> [GIVEN DATA]
···

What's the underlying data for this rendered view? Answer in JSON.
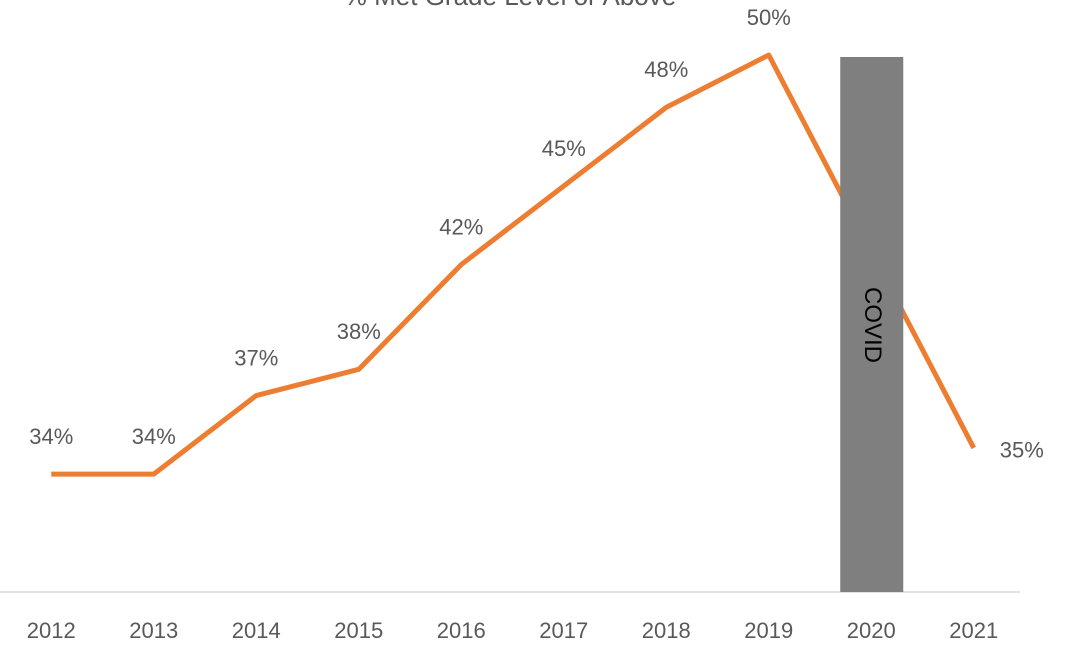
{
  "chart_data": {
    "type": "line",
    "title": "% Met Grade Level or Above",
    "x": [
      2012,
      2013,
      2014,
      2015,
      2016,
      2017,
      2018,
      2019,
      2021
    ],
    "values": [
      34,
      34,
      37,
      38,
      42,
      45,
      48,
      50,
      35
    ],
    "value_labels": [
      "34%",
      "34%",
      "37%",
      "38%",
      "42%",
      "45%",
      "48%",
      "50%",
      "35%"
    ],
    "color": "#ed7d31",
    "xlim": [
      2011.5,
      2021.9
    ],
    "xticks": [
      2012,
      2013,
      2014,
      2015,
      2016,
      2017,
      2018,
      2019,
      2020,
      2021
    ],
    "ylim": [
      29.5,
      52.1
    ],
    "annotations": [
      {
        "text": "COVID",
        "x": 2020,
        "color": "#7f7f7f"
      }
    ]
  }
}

···

> [AIM OF THE EXERCISE] Leave the images out, please, and restate each line word for word.

> [EXPECTED ANSWER]
What's the underlying data for this rendered view? Answer in JSON.
{
  "chart_data": {
    "type": "line",
    "title": "% Met Grade Level or Above",
    "x": [
      2012,
      2013,
      2014,
      2015,
      2016,
      2017,
      2018,
      2019,
      2021
    ],
    "values": [
      34,
      34,
      37,
      38,
      42,
      45,
      48,
      50,
      35
    ],
    "value_labels": [
      "34%",
      "34%",
      "37%",
      "38%",
      "42%",
      "45%",
      "48%",
      "50%",
      "35%"
    ],
    "color": "#ed7d31",
    "xlim": [
      2011.5,
      2021.9
    ],
    "xticks": [
      2012,
      2013,
      2014,
      2015,
      2016,
      2017,
      2018,
      2019,
      2020,
      2021
    ],
    "ylim": [
      29.5,
      52.1
    ],
    "annotations": [
      {
        "text": "COVID",
        "x": 2020,
        "color": "#7f7f7f"
      }
    ]
  }
}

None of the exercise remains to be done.